Written request: Look for the string "screenshot" in every line, and copy each line that has it.

Records for the exercise:
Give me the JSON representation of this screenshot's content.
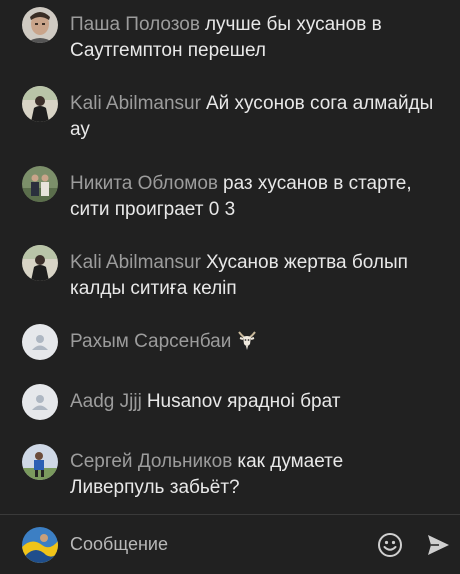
{
  "messages": [
    {
      "author": "Паша Полозов",
      "text": "лучше бы хусанов в Саутгемптон перешел",
      "avatar_icon": "user-photo-icon"
    },
    {
      "author": "Kali Abilmansur",
      "text": "Ай хусонов сога алмайды ау",
      "avatar_icon": "user-photo-icon"
    },
    {
      "author": "Никита Обломов",
      "text": "раз хусанов в старте, сити проиграет 0 3",
      "avatar_icon": "user-photo-icon"
    },
    {
      "author": "Kali Abilmansur",
      "text": "Хусанов жертва болып калды ситиға келіп",
      "avatar_icon": "user-photo-icon"
    },
    {
      "author": "Рахым Сарсенбаи",
      "text": "",
      "avatar_icon": "default-user-icon",
      "emoji": "goat-emoji-icon"
    },
    {
      "author": "Aadg Jjjj",
      "text": "Husanov ярадноі брат",
      "avatar_icon": "default-user-icon"
    },
    {
      "author": "Сергей Дольников",
      "text": "как думаете Ливерпуль забьёт?",
      "avatar_icon": "user-photo-icon"
    }
  ],
  "composer": {
    "placeholder": "Сообщение",
    "emoji_icon": "smile-icon",
    "send_icon": "send-arrow-icon"
  },
  "colors": {
    "background": "#212121",
    "author": "#9c9c9c",
    "text": "#e8e8e8",
    "default_avatar": "#e6e8eb"
  }
}
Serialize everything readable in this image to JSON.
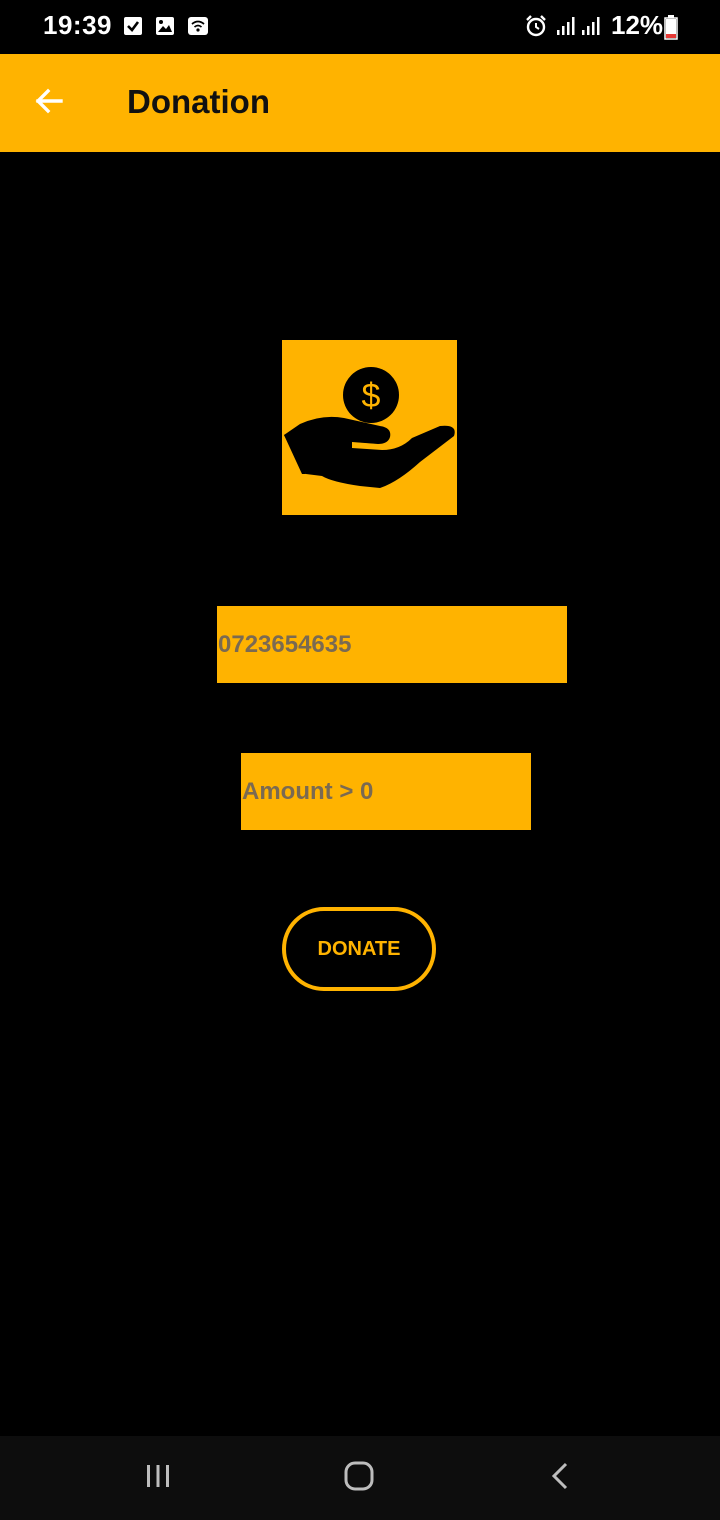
{
  "status_bar": {
    "time": "19:39",
    "battery_percent": "12%",
    "icons": [
      "checkbox-notification-icon",
      "image-notification-icon",
      "wifi-icon",
      "alarm-icon",
      "signal-icon",
      "signal-icon",
      "battery-icon"
    ]
  },
  "app_bar": {
    "title": "Donation",
    "back_icon": "arrow-left-icon"
  },
  "illustration": {
    "icon": "hand-holding-dollar-icon",
    "symbol": "$"
  },
  "form": {
    "phone_value": "0723654635",
    "amount_placeholder": "Amount > 0",
    "donate_label": "DONATE"
  },
  "nav_bar": {
    "icons": [
      "recent-apps-icon",
      "home-icon",
      "back-icon"
    ]
  },
  "colors": {
    "accent": "#FFB300",
    "background": "#000000",
    "field_text": "#7a6a52",
    "nav_background": "#0d0d0d"
  }
}
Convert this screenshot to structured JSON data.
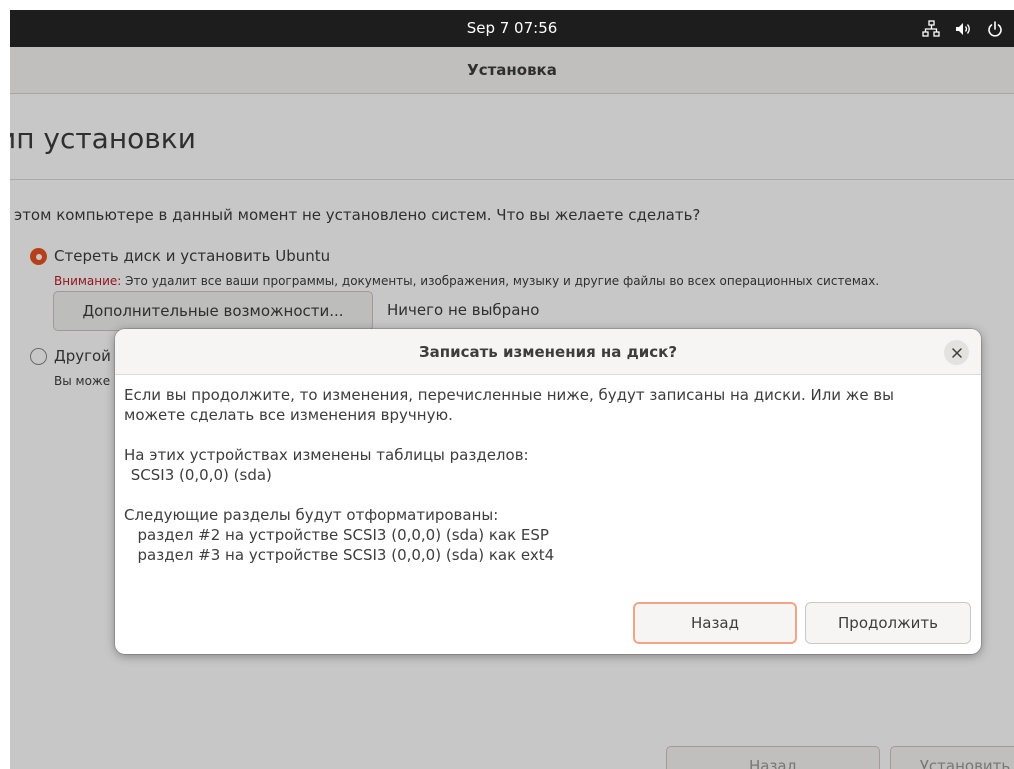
{
  "topbar": {
    "clock": "Sep 7  07:56",
    "tray_icons": [
      "network-icon",
      "volume-icon",
      "power-icon"
    ]
  },
  "window": {
    "title": "Установка"
  },
  "page": {
    "heading": "ип установки",
    "question": "а этом компьютере в данный момент не установлено систем. Что вы желаете сделать?",
    "erase_option": {
      "label": "Стереть диск и установить Ubuntu",
      "selected": true,
      "warning_prefix": "Внимание:",
      "warning_text": " Это удалит все ваши программы, документы, изображения, музыку и другие файлы во всех операционных системах."
    },
    "advanced_button": "Дополнительные возможности...",
    "advanced_status": "Ничего не выбрано",
    "other_option": {
      "label": "Другой",
      "description": "Вы може",
      "selected": false
    },
    "bottom_buttons": {
      "back": "Назад",
      "install": "Установить"
    }
  },
  "dialog": {
    "title": "Записать изменения на диск?",
    "intro_line1": "Если вы продолжите, то изменения, перечисленные ниже, будут записаны на диски. Или же вы",
    "intro_line2": "можете сделать все изменения вручную.",
    "tables_header": "На этих устройствах изменены таблицы разделов:",
    "tables_items": [
      " SCSI3 (0,0,0) (sda)"
    ],
    "format_header": "Следующие разделы будут отформатированы:",
    "format_items": [
      "  раздел #2 на устройстве SCSI3 (0,0,0) (sda) как ESP",
      "  раздел #3 на устройстве SCSI3 (0,0,0) (sda) как ext4"
    ],
    "back_button": "Назад",
    "continue_button": "Продолжить"
  },
  "colors": {
    "accent": "#e95420",
    "warning": "#c01c28",
    "topbar": "#1d1d1d",
    "focus_ring": "#f0a685"
  }
}
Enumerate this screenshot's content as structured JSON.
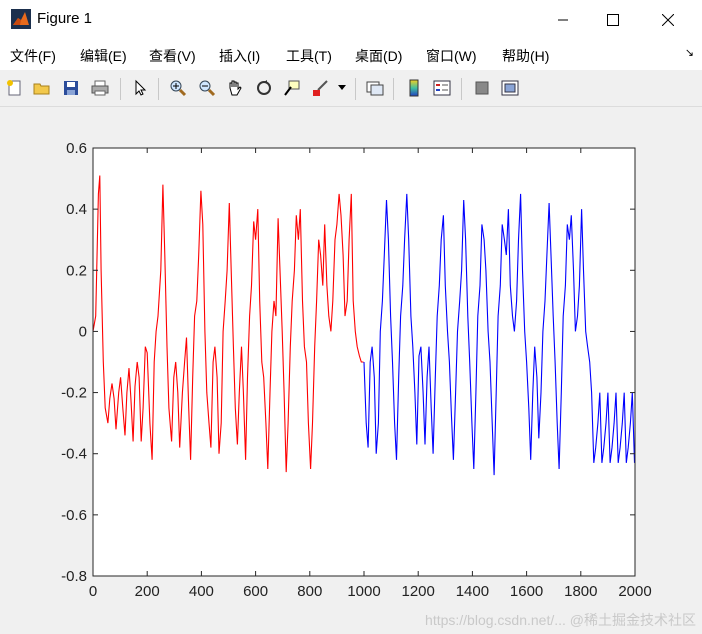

Expected output:
Give me the JSON representation of this screenshot's content.
Convert this screenshot to structured JSON data.
Enumerate this screenshot's content as structured JSON.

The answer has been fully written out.